> **ACTIVITY**
Identify all lines of the data containing the string "Blastostyle" and copy them.

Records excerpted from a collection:
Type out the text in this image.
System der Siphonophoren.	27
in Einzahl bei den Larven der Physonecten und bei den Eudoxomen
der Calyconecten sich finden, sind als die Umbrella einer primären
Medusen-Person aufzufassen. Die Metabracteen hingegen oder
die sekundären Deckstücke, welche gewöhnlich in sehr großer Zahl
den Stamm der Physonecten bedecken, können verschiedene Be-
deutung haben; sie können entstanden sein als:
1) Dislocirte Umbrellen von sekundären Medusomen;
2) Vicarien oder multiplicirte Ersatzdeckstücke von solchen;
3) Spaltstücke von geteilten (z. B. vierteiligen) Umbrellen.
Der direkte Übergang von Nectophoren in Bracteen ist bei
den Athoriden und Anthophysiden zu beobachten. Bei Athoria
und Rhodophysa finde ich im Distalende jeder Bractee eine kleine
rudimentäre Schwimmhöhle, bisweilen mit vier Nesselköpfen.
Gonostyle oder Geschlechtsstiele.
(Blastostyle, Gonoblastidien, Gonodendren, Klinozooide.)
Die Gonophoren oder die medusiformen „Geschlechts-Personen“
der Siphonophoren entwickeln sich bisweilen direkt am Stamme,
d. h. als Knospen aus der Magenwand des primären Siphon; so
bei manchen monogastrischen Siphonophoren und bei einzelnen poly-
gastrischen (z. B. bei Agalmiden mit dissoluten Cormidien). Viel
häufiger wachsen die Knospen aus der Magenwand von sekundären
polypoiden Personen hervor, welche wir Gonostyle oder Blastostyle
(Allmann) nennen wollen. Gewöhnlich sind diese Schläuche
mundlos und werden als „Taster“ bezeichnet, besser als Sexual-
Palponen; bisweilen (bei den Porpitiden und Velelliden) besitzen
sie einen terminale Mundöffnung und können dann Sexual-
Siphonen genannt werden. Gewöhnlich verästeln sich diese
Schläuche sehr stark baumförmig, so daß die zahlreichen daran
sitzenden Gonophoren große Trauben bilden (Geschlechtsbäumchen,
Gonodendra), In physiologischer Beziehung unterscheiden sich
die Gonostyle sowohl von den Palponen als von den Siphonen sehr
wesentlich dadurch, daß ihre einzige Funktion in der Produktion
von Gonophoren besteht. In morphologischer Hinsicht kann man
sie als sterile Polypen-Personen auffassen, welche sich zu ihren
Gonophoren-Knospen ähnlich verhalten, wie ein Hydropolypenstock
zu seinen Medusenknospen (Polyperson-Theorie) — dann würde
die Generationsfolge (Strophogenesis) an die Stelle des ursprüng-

> **RESPONSE TO THIS TASK**
(Blastostyle, Gonoblastidien, Gonodendren, Klinozooide.)
polypoiden Personen hervor, welche wir Gonostyle oder Blastostyle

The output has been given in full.